◆ Objetivos ◆
(1) Traduza para o inglês esta frase do trecho sobre casais e valores: "Os valores sociais e individuais também mudaram muito."
(2) Reproduza, do trecho sobre casais e valores, a passagem que começa nas palavras "Ainda as questões" e termina após "obedecido e seguido.".

Os valores sociais e individuais também mudaram muito. O que era certo, correto, bom, há décadas, hoje pode ser diferente, ou pode ser questionado e reavaliado continuamente pelo casal. Em casais mais funcionais e flexíveis, é possível enxergar como as regras e até os valores podem se transformar e se adaptar às etapas de vida da família e dos filhos, da vida em comum e, inclusive, das aprendizagens e flexibilização que podem fazer a partir das diferenças de regras, valores, fluxos que a família de origem de cada um tinha ou ainda tem. 

Ainda as questões relacionadas com dinheiro e trabalho sofreram alterações. Quem ganha, como ganha, o que faz com o dinheiro, entre outros itens; tudo é organizado, discutido e assume formas diferentes para cada casal em particular. Eles podem abrir mão dos pré-conceitos ou das regras externas e rever e negociar o que é mais funcional, mais interessante ou de maior aprendizagem naquele momento de vida. E assim acontece em cada nova fase que precise de avaliação e reformulação. Não existe mais o jeito certo ou pré-definido de lidar com tais questões; aquele que deve ser obedecido e seguido.

◆ Bloco de dados ◆
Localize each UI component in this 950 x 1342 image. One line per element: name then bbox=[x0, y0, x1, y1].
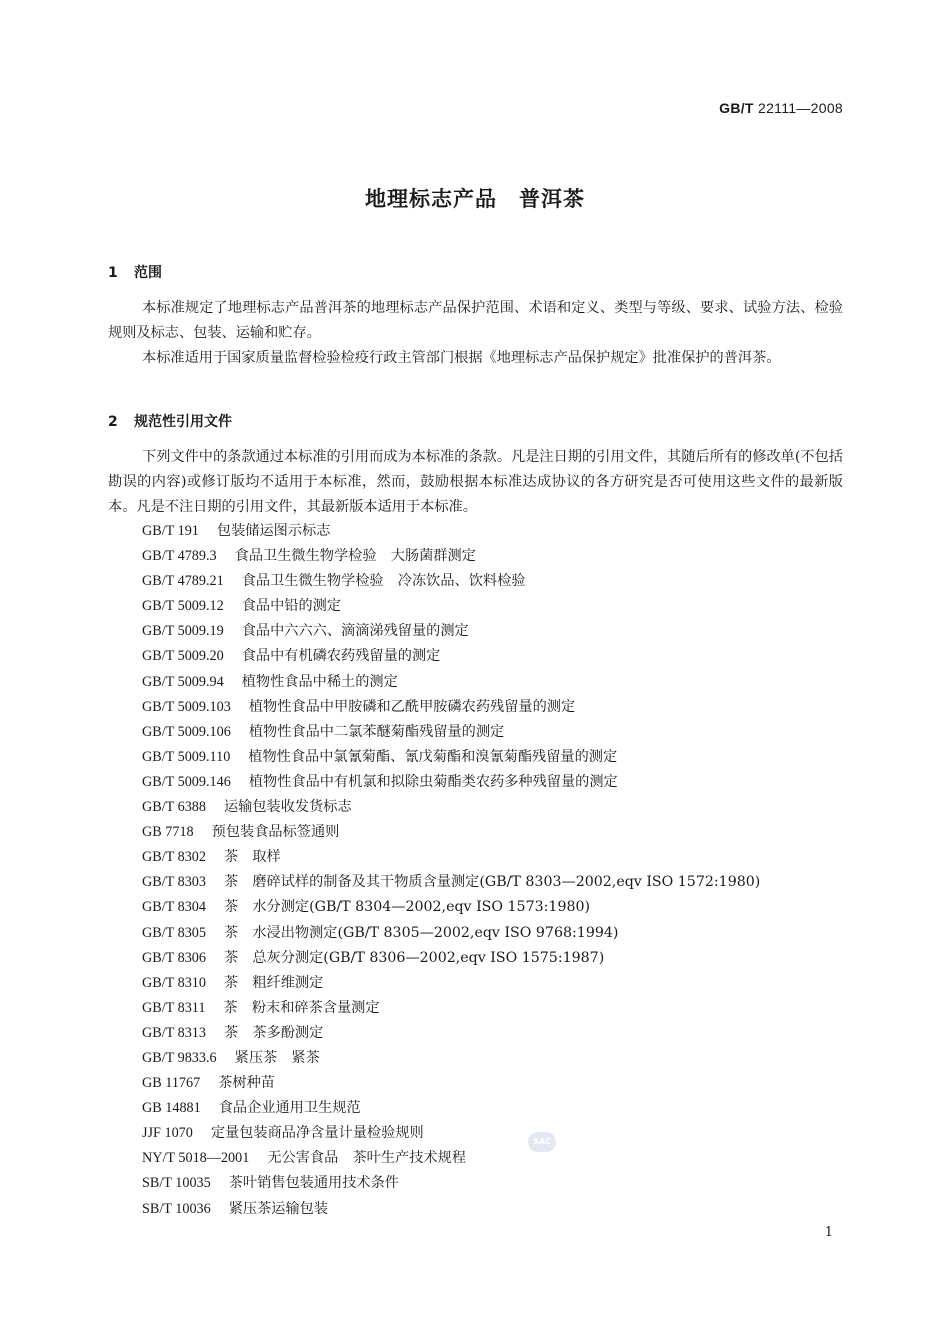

◆ Respostas do exercício ◆
(1) Social and individual values have also changed a great deal.

(2)
Ainda as questões relacionadas com dinheiro e trabalho sofreram alterações. Quem ganha, como ganha, o que faz com o dinheiro, entre outros itens; tudo é organizado, discutido e assume formas diferentes para cada casal em particular. Eles podem abrir mão dos pré-conceitos ou das regras externas e rever e negociar o que é mais funcional, mais interessante ou de maior aprendizagem naquele momento de vida. E assim acontece em cada nova fase que precise de avaliação e reformulação. Não existe mais o jeito certo ou pré-definido de lidar com tais questões; aquele que deve ser obedecido e seguido.